▶ **INSTRUCTION**: Only a number is expected: how many lines in the data below contain the word "stepping".

▶ **MATERIAL**:
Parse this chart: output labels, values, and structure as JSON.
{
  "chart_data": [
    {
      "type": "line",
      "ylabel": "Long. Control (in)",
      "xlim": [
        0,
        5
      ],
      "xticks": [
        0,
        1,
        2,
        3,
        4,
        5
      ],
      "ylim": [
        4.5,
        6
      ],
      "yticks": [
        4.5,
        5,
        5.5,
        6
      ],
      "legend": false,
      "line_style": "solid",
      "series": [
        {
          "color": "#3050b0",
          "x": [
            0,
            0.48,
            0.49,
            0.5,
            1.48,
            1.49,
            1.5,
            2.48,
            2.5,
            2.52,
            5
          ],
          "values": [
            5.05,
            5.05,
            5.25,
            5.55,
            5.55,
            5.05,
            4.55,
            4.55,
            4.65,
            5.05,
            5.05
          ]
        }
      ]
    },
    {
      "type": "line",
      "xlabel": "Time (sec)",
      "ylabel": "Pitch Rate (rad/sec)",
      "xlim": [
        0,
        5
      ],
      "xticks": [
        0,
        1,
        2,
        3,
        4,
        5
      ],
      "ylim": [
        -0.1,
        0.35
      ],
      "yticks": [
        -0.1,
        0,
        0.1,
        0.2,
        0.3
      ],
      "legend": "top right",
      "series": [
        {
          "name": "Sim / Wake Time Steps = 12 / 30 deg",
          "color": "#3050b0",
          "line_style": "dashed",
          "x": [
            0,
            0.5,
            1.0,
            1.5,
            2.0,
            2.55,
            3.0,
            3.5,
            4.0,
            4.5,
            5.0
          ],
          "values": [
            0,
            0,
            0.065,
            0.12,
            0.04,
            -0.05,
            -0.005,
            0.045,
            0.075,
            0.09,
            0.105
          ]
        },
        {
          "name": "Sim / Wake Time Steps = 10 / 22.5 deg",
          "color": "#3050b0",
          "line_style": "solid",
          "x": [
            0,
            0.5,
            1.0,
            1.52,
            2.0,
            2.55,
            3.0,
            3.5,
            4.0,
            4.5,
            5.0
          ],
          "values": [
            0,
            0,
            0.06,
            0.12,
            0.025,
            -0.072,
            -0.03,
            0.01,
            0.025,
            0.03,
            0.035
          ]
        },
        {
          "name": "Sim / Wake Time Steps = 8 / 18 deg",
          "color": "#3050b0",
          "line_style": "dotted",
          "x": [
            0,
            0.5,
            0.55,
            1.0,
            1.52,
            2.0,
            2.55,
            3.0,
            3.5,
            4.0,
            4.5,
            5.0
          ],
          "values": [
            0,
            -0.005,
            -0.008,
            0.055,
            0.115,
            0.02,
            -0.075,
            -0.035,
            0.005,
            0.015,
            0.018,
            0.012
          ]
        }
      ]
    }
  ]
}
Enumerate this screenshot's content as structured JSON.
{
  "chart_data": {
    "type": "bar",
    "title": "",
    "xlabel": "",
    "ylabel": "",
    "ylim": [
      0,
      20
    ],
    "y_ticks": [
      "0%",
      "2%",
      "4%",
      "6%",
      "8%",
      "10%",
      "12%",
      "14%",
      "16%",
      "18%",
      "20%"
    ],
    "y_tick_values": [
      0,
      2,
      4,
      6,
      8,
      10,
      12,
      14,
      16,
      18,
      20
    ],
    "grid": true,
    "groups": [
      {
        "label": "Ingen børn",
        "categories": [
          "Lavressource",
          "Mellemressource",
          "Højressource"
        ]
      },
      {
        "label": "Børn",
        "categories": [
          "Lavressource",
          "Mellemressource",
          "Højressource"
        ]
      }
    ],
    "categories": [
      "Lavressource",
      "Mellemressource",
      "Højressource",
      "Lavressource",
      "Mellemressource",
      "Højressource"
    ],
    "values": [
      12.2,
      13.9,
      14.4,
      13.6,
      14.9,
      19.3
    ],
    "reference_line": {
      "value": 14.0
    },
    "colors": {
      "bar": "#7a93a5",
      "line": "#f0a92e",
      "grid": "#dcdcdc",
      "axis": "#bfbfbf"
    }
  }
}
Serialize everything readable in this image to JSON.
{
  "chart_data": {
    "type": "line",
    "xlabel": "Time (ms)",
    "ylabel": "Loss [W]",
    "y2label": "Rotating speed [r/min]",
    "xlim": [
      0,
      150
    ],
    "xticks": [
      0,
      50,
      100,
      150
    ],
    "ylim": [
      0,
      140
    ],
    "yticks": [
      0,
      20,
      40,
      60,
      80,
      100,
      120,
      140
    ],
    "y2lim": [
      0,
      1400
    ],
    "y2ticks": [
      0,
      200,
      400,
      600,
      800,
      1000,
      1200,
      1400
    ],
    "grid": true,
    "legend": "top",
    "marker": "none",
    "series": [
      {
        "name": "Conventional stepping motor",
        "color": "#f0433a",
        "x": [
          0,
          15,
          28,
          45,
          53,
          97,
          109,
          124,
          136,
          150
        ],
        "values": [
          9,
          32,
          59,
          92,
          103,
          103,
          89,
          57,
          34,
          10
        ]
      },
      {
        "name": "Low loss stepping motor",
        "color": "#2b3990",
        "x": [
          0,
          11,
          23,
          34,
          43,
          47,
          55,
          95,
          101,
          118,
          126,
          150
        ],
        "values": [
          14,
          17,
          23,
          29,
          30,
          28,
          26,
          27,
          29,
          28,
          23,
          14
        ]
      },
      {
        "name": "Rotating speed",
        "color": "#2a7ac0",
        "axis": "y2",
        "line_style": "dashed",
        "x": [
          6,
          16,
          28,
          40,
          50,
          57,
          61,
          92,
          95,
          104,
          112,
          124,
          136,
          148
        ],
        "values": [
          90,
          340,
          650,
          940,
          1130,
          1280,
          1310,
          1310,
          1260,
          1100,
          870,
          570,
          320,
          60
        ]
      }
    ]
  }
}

▶ **FULL OUTPUT**: 2